Given data:
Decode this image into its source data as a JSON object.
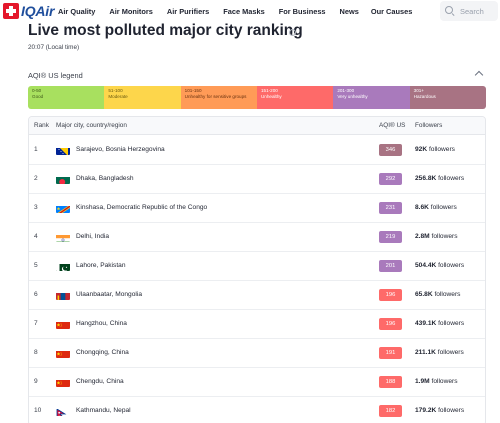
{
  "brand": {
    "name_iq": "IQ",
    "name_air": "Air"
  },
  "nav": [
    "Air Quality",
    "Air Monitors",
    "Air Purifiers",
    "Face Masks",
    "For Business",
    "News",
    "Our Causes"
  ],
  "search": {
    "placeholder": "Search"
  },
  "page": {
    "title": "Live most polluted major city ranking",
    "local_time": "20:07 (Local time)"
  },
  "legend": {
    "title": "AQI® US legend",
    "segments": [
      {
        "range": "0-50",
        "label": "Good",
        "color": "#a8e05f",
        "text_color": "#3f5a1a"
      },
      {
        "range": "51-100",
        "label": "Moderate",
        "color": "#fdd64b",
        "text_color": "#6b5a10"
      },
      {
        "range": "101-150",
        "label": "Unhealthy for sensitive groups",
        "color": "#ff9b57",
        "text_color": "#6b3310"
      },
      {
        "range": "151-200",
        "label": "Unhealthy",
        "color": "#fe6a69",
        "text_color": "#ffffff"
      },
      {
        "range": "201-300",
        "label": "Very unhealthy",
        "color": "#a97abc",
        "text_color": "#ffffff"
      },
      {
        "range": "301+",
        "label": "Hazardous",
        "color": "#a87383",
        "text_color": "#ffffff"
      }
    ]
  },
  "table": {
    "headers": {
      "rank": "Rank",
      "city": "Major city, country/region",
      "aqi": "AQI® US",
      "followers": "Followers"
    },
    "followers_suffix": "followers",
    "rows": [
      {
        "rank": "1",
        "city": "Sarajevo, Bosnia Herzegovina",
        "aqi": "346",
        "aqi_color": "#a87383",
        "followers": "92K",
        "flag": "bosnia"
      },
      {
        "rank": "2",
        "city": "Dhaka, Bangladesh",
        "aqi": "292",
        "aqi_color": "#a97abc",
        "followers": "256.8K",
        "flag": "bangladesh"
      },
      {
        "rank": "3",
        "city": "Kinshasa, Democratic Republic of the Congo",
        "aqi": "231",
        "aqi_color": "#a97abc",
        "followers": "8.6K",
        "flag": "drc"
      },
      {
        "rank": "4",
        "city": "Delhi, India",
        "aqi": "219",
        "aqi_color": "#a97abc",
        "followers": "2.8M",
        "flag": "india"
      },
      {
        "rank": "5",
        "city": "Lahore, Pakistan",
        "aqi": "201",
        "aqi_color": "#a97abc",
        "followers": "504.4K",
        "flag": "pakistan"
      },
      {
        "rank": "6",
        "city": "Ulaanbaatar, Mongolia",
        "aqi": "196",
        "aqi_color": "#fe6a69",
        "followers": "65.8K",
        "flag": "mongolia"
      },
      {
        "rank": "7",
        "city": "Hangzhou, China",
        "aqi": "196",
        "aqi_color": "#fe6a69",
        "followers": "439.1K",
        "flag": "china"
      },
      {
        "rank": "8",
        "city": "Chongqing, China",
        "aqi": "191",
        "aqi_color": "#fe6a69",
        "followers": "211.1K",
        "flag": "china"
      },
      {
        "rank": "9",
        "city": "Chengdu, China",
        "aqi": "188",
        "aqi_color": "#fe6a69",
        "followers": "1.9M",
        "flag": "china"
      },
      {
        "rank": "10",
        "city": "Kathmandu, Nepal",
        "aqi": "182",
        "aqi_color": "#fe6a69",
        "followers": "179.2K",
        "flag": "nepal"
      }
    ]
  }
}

Aim: State the number of lines holding the word "followers" in the listing. Add nothing else.

Exercise response: 12